AIM –
Reply with one number: how many lines contain the word "sorte".

RECORDED DATA start

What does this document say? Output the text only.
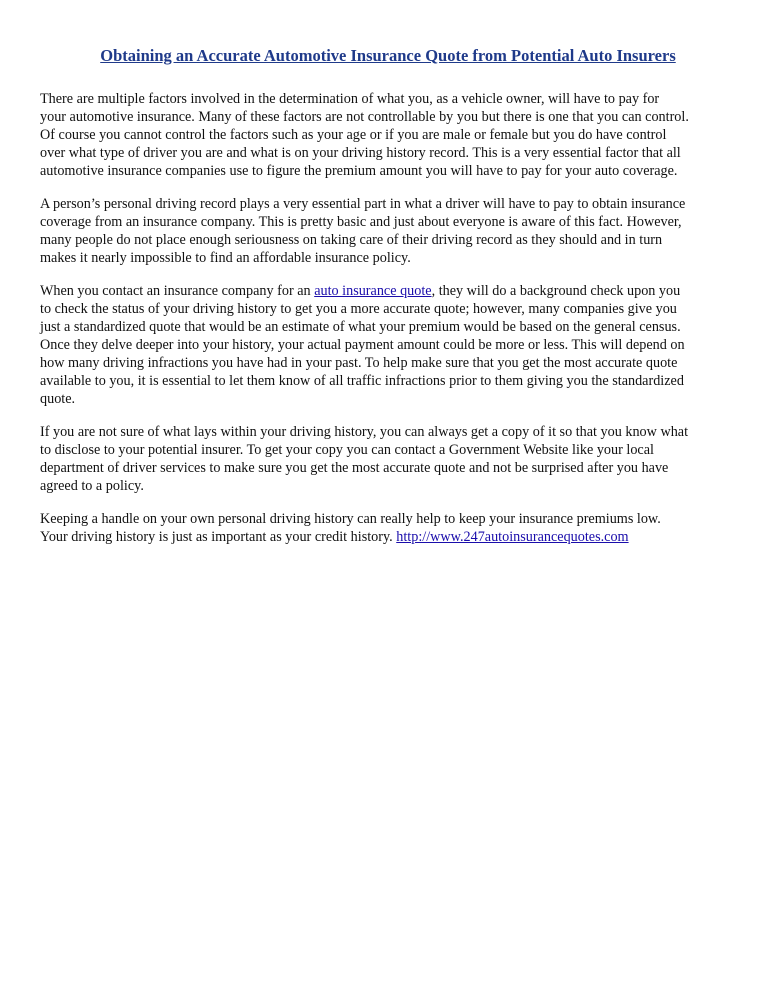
Obtaining an Accurate Automotive Insurance Quote from Potential Auto Insurers

There are multiple factors involved in the determination of what you, as a vehicle owner, will have to pay for
your automotive insurance. Many of these factors are not controllable by you but there is one that you can control.
Of course you cannot control the factors such as your age or if you are male or female but you do have control
over what type of driver you are and what is on your driving history record. This is a very essential factor that all
automotive insurance companies use to figure the premium amount you will have to pay for your auto coverage.

A person’s personal driving record plays a very essential part in what a driver will have to pay to obtain insurance
coverage from an insurance company. This is pretty basic and just about everyone is aware of this fact. However,
many people do not place enough seriousness on taking care of their driving record as they should and in turn
makes it nearly impossible to find an affordable insurance policy.

When you contact an insurance company for an auto insurance quote, they will do a background check upon you
to check the status of your driving history to get you a more accurate quote; however, many companies give you
just a standardized quote that would be an estimate of what your premium would be based on the general census.
Once they delve deeper into your history, your actual payment amount could be more or less. This will depend on
how many driving infractions you have had in your past. To help make sure that you get the most accurate quote
available to you, it is essential to let them know of all traffic infractions prior to them giving you the standardized
quote.

If you are not sure of what lays within your driving history, you can always get a copy of it so that you know what
to disclose to your potential insurer. To get your copy you can contact a Government Website like your local
department of driver services to make sure you get the most accurate quote and not be surprised after you have
agreed to a policy.

Keeping a handle on your own personal driving history can really help to keep your insurance premiums low.
Your driving history is just as important as your credit history. http://www.247autoinsurancequotes.com
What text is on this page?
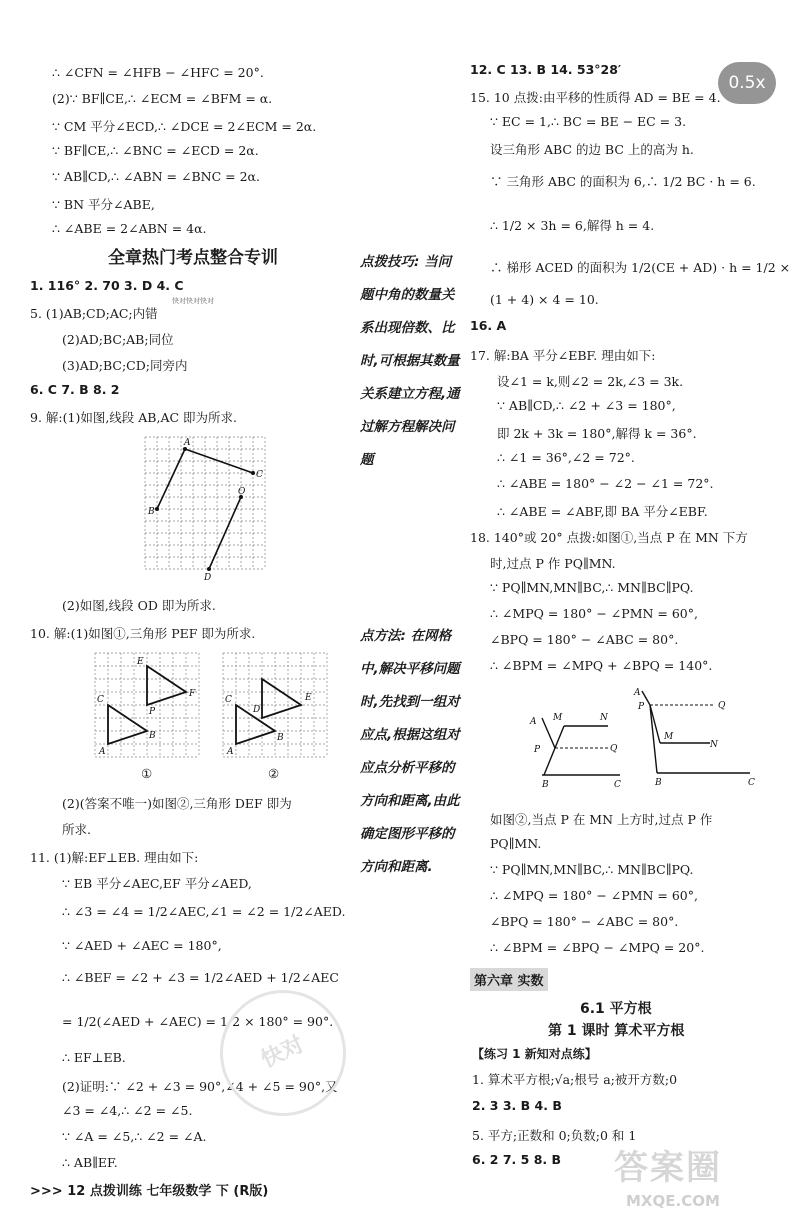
0.5x
∴ ∠CFN = ∠HFB − ∠HFC = 20°.
(2)∵ BF∥CE,∴ ∠ECM = ∠BFM = α.
∵ CM 平分∠ECD,∴ ∠DCE = 2∠ECM = 2α.
∵ BF∥CE,∴ ∠BNC = ∠ECD = 2α.
∵ AB∥CD,∴ ∠ABN = ∠BNC = 2α.
∵ BN 平分∠ABE,
∴ ∠ABE = 2∠ABN = 4α.
全章热门考点整合专训
1. 116° 2. 70 3. D 4. C
快对快对快对
5. (1)AB;CD;AC;内错
(2)AD;BC;AB;同位
(3)AD;BC;CD;同旁内
6. C 7. B 8. 2
9. 解:(1)如图,线段 AB,AC 即为所求.
A
C
O
B
D
(2)如图,线段 OD 即为所求.
10. 解:(1)如图①,三角形 PEF 即为所求.
E
C
F
P
B
A
C	E
D
A
B
①	②
(2)(答案不唯一)如图②,三角形 DEF 即为
所求.
11. (1)解:EF⊥EB. 理由如下:
∵ EB 平分∠AEC,EF 平分∠AED,
∴ ∠3 = ∠4 = 1/2∠AEC,∠1 = ∠2 = 1/2∠AED.
∵ ∠AED + ∠AEC = 180°,
∴ ∠BEF = ∠2 + ∠3 = 1/2∠AED + 1/2∠AEC
= 1/2(∠AED + ∠AEC) = 1/2 × 180° = 90°.
∴ EF⊥EB.
(2)证明:∵ ∠2 + ∠3 = 90°,∠4 + ∠5 = 90°,又
∠3 = ∠4,∴ ∠2 = ∠5.
∵ ∠A = ∠5,∴ ∠2 = ∠A.
∴ AB∥EF.
点拨技巧: 当问题中角的数量关系出现倍数、比时,可根据其数量关系建立方程,通过解方程解决问题
点方法: 在网格中,解决平移问题时,先找到一组对应点,根据这组对应点分析平移的方向和距离,由此确定图形平移的方向和距离.
12. C 13. B 14. 53°28′
15. 10 点拨:由平移的性质得 AD = BE = 4.
∵ EC = 1,∴ BC = BE − EC = 3.
设三角形 ABC 的边 BC 上的高为 h.
∵ 三角形 ABC 的面积为 6,∴ 1/2 BC · h = 6.
∴ 1/2 × 3h = 6,解得 h = 4.
∴ 梯形 ACED 的面积为 1/2(CE + AD) · h = 1/2 ×
(1 + 4) × 4 = 10.
16. A
17. 解:BA 平分∠EBF. 理由如下:
设∠1 = k,则∠2 = 2k,∠3 = 3k.
∵ AB∥CD,∴ ∠2 + ∠3 = 180°,
即 2k + 3k = 180°,解得 k = 36°.
∴ ∠1 = 36°,∠2 = 72°.
∴ ∠ABE = 180° − ∠2 − ∠1 = 72°.
∴ ∠ABE = ∠ABF,即 BA 平分∠EBF.
18. 140°或 20° 点拨:如图①,当点 P 在 MN 下方
时,过点 P 作 PQ∥MN.
∵ PQ∥MN,MN∥BC,∴ MN∥BC∥PQ.
∴ ∠MPQ = 180° − ∠PMN = 60°,
∠BPQ = 180° − ∠ABC = 80°.
∴ ∠BPM = ∠MPQ + ∠BPQ = 140°.
A M	N
P	Q
B	C
A
P	Q
M
N
B	C
如图②,当点 P 在 MN 上方时,过点 P 作
PQ∥MN.
∵ PQ∥MN,MN∥BC,∴ MN∥BC∥PQ.
∴ ∠MPQ = 180° − ∠PMN = 60°,
∠BPQ = 180° − ∠ABC = 80°.
∴ ∠BPM = ∠BPQ − ∠MPQ = 20°.
第六章 实数
6.1 平方根
第 1 课时 算术平方根
【练习 1 新知对点练】
1. 算术平方根;√a;根号 a;被开方数;0
2. 3 3. B 4. B
5. 平方;正数和 0;负数;0 和 1
6. 2 7. 5 8. B
快对
答案圈
MXQE.COM
>>> 12 点拨训练 七年级数学 下 (R版)
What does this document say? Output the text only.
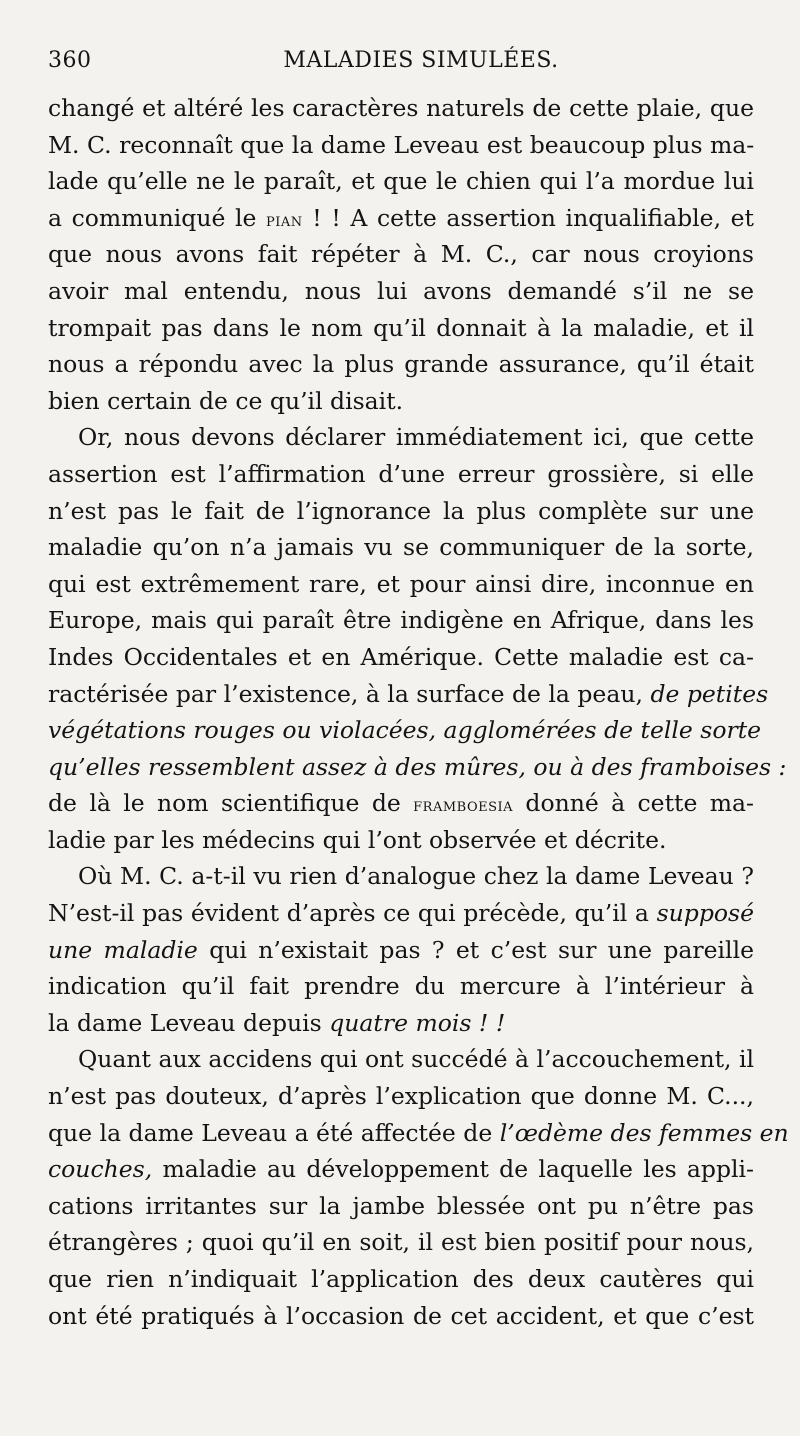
360	MALADIES SIMULÉES.
changé et altéré les caractères naturels de cette plaie, que
M. C. reconnaît que la dame Leveau est beaucoup plus ma-
lade qu’elle ne le paraît, et que le chien qui l’a mordue lui
a communiqué le pian ! ! A cette assertion inqualifiable, et
que nous avons fait répéter à M. C., car nous croyions
avoir mal entendu, nous lui avons demandé s’il ne se
trompait pas dans le nom qu’il donnait à la maladie, et il
nous a répondu avec la plus grande assurance, qu’il était
bien certain de ce qu’il disait.
Or, nous devons déclarer immédiatement ici, que cette
assertion est l’affirmation d’une erreur grossière, si elle
n’est pas le fait de l’ignorance la plus complète sur une
maladie qu’on n’a jamais vu se communiquer de la sorte,
qui est extrêmement rare, et pour ainsi dire, inconnue en
Europe, mais qui paraît être indigène en Afrique, dans les
Indes Occidentales et en Amérique. Cette maladie est ca-
ractérisée par l’existence, à la surface de la peau, de petites
végétations rouges ou violacées, agglomérées de telle sorte
qu’elles ressemblent assez à des mûres, ou à des framboises :
de là le nom scientifique de framboesia donné à cette ma-
ladie par les médecins qui l’ont observée et décrite.
Où M. C. a-t-il vu rien d’analogue chez la dame Leveau ?
N’est-il pas évident d’après ce qui précède, qu’il a supposé
une maladie qui n’existait pas ? et c’est sur une pareille
indication qu’il fait prendre du mercure à l’intérieur à
la dame Leveau depuis quatre mois ! !
Quant aux accidens qui ont succédé à l’accouchement, il
n’est pas douteux, d’après l’explication que donne M. C...,
que la dame Leveau a été affectée de l’œdème des femmes en
couches, maladie au développement de laquelle les appli-
cations irritantes sur la jambe blessée ont pu n’être pas
étrangères ; quoi qu’il en soit, il est bien positif pour nous,
que rien n’indiquait l’application des deux cautères qui
ont été pratiqués à l’occasion de cet accident, et que c’est
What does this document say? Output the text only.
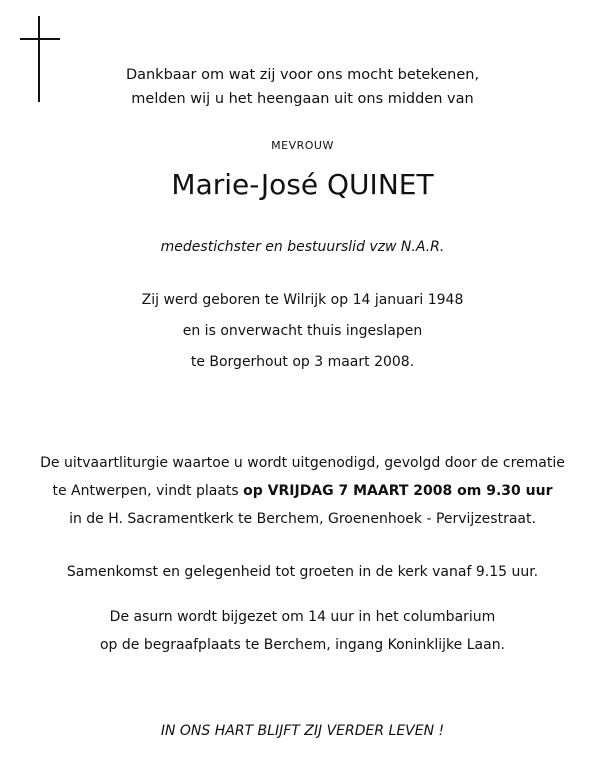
Dankbaar om wat zij voor ons mocht betekenen,
melden wij u het heengaan uit ons midden van
MEVROUW
Marie-José QUINET
medestichster en bestuurslid vzw N.A.R.
Zij werd geboren te Wilrijk op 14 januari 1948
en is onverwacht thuis ingeslapen
te Borgerhout op 3 maart 2008.
De uitvaartliturgie waartoe u wordt uitgenodigd, gevolgd door de crematie
te Antwerpen, vindt plaats op VRIJDAG 7 MAART 2008 om 9.30 uur
in de H. Sacramentkerk te Berchem, Groenenhoek - Pervijzestraat.
Samenkomst en gelegenheid tot groeten in de kerk vanaf 9.15 uur.
De asurn wordt bijgezet om 14 uur in het columbarium
op de begraafplaats te Berchem, ingang Koninklijke Laan.
IN ONS HART BLIJFT ZIJ VERDER LEVEN !
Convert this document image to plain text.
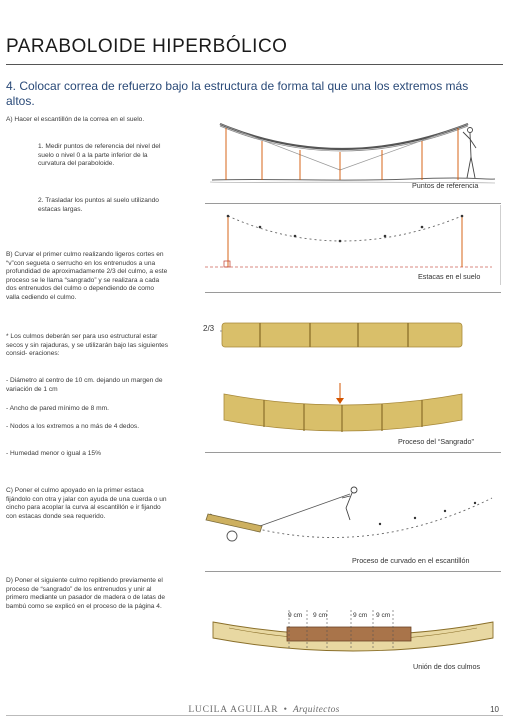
PARABOLOIDE HIPERBÓLICO
4. Colocar correa de refuerzo bajo la estructura de forma tal que una los extremos más altos.
A) Hacer el escantillón de la correa en el suelo.
1. Medir puntos de referencia del nivel del suelo o nivel 0 a la parte inferior de la curvatura del paraboloide.
2. Trasladar los puntos al suelo utilizando estacas largas.
B) Curvar el primer culmo realizando ligeros cortes en “v”con segueta o serrucho en los entrenudos a una profundidad de aproximadamente 2/3 del culmo, a este proceso se le llama “sangrado” y se realizara a cada dos entrenudos del culmo o dependiendo de como valla cediendo el culmo.
* Los culmos deberán ser para uso estructural estar secos y sin rajaduras, y se utilizarán bajo las siguientes consid- eraciones:
- Diámetro al centro de 10 cm. dejando un margen de variación de 1 cm
- Ancho de pared mínimo de 8 mm.
- Nodos a los extremos a no más de 4 dedos.
- Humedad menor o igual a 15%
C) Poner el culmo apoyado en la primer estaca fijándolo con otra y jalar con ayuda de una cuerda o un cincho para acoplar la curva al escantillón e ir fijando con estacas donde sea requerido.
D) Poner el siguiente culmo repitiendo previamente el proceso de “sangrado” de los entrenudos y unir al primero mediante un pasador de madera o de latas de bambú como se explicó en el proceso de la página 4.
Puntos de referencia
Estacas en el suelo
2/3
Proceso del “Sangrado”
Proceso de curvado en el escantillón
9 cm 9 cm	9 cm 9 cm
Unión de dos culmos
LUCILA AGUILAR • Arquitectos	10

RECORDED DATA end

ANSWER BELOW –
2